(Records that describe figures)
-- START --

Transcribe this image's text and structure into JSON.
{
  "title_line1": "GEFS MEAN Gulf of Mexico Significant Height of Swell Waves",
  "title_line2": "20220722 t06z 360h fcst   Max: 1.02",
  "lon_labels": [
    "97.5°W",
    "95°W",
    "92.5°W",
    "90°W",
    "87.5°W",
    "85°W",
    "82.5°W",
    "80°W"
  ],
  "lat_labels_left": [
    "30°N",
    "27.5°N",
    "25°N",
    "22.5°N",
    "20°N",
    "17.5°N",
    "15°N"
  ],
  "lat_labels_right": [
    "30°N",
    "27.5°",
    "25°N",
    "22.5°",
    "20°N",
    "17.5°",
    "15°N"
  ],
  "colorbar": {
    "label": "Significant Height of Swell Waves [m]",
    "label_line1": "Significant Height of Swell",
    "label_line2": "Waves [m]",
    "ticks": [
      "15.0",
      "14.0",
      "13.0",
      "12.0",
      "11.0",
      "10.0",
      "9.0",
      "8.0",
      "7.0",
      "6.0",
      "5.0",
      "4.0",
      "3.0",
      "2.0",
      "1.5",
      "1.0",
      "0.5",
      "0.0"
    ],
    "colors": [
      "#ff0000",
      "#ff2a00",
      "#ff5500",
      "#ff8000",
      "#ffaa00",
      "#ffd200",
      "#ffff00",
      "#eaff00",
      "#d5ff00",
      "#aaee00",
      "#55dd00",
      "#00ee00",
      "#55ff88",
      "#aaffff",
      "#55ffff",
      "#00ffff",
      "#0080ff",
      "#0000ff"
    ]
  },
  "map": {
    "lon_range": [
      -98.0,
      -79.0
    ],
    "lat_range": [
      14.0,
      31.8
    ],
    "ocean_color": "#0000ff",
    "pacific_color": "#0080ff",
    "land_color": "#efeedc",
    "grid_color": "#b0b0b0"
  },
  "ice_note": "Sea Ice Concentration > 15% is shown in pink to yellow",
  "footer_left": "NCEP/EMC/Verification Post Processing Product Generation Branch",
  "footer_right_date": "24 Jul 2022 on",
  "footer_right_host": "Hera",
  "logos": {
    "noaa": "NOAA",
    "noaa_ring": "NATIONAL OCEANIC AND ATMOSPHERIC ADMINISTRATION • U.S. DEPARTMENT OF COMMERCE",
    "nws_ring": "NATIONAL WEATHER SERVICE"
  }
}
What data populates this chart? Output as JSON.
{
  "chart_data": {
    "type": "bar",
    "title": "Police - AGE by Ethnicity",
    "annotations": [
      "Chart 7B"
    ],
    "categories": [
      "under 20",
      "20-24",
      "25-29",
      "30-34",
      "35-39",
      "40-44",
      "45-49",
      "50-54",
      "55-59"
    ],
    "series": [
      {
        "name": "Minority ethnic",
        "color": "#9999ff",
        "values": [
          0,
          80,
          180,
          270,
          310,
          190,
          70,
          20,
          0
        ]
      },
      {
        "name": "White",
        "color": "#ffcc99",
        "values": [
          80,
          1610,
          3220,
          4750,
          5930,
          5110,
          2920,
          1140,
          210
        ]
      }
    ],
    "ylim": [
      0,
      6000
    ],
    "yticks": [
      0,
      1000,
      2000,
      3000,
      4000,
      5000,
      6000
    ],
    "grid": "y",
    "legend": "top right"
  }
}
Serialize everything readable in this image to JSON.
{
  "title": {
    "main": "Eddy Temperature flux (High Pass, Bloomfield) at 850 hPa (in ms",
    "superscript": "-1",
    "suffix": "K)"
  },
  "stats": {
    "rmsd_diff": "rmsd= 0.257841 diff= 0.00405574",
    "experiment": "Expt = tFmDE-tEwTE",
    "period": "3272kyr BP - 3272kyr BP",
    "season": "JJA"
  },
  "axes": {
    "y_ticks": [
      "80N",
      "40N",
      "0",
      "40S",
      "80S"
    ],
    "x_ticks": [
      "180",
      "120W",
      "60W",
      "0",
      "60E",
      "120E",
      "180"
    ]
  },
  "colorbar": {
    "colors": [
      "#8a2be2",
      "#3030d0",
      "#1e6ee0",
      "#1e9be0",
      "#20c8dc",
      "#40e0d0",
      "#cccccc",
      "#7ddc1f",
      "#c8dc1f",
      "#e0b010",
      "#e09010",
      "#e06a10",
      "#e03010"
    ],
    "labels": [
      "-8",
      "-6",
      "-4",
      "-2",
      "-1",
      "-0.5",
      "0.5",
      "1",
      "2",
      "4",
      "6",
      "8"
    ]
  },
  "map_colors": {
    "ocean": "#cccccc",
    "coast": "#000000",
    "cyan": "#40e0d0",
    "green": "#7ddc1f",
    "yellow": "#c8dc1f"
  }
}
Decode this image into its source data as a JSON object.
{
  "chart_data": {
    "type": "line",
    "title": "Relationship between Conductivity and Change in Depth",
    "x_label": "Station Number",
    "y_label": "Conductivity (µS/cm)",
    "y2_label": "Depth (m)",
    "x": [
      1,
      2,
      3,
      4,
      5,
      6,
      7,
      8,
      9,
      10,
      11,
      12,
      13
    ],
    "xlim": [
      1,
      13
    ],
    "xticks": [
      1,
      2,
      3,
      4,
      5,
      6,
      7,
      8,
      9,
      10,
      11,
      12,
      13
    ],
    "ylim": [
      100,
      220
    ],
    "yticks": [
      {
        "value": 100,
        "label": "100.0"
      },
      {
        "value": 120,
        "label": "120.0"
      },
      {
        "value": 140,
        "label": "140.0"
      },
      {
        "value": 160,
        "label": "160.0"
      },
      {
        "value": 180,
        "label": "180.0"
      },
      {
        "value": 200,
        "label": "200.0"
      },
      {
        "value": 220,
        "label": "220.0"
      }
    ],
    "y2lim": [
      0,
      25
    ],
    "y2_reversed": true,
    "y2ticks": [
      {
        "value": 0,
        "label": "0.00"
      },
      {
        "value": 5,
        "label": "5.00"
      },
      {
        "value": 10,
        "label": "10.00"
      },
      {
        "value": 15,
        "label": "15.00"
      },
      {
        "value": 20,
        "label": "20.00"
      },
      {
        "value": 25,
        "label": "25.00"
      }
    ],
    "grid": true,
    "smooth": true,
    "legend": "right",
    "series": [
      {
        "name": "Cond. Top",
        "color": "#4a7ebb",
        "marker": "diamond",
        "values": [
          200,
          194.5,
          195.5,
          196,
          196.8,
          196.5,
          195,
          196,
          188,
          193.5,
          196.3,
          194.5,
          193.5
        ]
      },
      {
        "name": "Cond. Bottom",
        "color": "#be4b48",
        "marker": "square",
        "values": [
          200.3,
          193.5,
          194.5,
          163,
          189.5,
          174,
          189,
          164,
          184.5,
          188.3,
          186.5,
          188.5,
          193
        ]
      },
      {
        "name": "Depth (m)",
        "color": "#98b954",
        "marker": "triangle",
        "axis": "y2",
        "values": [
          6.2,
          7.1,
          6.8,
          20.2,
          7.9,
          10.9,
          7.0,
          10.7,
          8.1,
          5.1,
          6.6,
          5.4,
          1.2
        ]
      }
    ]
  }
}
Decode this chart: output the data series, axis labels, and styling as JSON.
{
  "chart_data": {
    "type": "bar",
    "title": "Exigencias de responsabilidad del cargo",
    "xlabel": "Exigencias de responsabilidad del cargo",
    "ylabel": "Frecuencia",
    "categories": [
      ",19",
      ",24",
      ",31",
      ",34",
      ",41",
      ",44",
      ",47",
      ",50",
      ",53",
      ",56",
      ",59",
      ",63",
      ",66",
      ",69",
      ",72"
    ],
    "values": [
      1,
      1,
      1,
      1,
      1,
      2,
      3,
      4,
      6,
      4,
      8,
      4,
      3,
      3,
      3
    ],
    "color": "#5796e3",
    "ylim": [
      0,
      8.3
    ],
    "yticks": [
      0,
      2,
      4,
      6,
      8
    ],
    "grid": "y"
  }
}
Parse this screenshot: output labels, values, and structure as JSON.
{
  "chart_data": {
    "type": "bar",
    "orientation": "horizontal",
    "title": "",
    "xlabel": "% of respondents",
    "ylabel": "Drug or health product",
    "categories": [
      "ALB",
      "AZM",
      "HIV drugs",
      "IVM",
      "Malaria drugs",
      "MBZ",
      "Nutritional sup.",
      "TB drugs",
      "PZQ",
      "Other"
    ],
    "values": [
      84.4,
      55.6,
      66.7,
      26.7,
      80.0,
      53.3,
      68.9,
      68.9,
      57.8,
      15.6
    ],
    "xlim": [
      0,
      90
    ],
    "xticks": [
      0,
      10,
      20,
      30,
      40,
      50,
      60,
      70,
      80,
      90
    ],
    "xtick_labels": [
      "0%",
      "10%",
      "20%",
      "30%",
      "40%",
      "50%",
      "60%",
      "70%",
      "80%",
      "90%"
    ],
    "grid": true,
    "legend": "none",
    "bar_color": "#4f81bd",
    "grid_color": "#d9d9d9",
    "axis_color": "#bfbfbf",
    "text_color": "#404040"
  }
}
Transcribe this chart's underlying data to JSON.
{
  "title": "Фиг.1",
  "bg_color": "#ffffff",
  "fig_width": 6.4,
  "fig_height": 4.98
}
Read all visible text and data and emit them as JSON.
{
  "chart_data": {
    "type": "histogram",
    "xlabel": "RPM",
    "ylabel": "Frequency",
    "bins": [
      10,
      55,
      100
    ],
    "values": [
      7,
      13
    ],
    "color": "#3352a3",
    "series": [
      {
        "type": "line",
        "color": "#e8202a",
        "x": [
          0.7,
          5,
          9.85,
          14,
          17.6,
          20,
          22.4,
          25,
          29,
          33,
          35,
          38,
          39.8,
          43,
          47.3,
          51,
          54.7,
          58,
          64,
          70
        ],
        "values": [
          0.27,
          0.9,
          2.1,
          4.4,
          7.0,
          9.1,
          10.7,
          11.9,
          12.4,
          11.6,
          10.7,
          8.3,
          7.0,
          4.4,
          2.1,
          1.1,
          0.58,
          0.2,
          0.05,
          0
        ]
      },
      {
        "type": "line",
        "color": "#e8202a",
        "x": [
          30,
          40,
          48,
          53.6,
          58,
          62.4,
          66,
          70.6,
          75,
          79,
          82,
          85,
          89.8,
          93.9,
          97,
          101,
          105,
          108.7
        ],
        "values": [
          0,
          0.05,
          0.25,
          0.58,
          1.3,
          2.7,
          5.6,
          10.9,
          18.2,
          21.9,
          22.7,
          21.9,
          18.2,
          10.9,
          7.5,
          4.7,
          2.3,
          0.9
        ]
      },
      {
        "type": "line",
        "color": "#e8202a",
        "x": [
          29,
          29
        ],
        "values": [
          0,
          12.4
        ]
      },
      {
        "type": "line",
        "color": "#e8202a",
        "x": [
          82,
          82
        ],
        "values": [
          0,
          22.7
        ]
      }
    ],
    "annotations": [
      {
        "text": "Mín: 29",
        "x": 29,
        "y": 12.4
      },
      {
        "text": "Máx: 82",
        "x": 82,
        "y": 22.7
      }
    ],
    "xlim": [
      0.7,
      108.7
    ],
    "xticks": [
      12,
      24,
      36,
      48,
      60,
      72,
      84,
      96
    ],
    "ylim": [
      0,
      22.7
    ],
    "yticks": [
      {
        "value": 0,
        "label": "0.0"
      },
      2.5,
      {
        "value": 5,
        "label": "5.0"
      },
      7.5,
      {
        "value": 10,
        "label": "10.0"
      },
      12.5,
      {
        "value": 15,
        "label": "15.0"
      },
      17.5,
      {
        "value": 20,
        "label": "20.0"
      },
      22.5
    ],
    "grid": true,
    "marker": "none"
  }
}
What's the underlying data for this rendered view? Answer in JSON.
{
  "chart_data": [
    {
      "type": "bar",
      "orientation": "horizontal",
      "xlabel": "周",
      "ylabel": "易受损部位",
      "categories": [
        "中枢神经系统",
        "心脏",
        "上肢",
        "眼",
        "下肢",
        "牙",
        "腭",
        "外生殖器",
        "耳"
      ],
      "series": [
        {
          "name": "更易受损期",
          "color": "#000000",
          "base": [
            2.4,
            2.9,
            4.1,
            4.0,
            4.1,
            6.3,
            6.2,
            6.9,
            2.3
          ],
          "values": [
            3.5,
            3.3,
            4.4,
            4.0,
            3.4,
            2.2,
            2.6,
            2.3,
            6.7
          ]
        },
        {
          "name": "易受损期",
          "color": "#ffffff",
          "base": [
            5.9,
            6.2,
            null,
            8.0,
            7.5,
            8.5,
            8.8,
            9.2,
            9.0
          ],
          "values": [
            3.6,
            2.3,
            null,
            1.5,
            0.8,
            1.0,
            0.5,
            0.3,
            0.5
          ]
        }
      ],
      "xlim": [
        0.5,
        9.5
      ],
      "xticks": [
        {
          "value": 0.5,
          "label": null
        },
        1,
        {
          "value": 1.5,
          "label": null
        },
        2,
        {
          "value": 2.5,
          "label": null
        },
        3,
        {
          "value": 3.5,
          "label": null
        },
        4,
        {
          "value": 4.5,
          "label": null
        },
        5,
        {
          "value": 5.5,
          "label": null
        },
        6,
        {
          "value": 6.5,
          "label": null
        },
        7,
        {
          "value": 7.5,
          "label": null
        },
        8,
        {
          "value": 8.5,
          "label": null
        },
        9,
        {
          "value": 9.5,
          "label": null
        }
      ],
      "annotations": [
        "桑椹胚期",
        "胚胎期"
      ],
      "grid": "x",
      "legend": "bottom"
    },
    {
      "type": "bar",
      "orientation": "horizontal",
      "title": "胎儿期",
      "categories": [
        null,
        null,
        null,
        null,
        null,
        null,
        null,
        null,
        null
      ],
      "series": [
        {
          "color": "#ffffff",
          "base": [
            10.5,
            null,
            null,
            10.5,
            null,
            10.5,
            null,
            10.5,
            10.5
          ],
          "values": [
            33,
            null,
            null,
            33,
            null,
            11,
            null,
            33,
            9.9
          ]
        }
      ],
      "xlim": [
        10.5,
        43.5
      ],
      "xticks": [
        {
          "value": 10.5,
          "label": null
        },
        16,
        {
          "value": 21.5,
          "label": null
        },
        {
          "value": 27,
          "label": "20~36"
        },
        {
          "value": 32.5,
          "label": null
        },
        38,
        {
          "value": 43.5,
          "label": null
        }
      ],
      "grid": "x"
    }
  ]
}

-- END --

▸ Stated problem
Which lines hold the word "this"? Copy all of them.

▸ Exercise solution
Transcribe this image's text and structure into JSON.
What data populates this chart? Output as JSON.
Serialize everything readable in this image to JSON.
Decode this image into its source data as a JSON object.
Decode this chart: output the data series, axis labels, and styling as JSON.
Parse this screenshot: output labels, values, and structure as JSON.
Transcribe this chart's underlying data to JSON.
What's the underlying data for this rendered view? Answer in JSON.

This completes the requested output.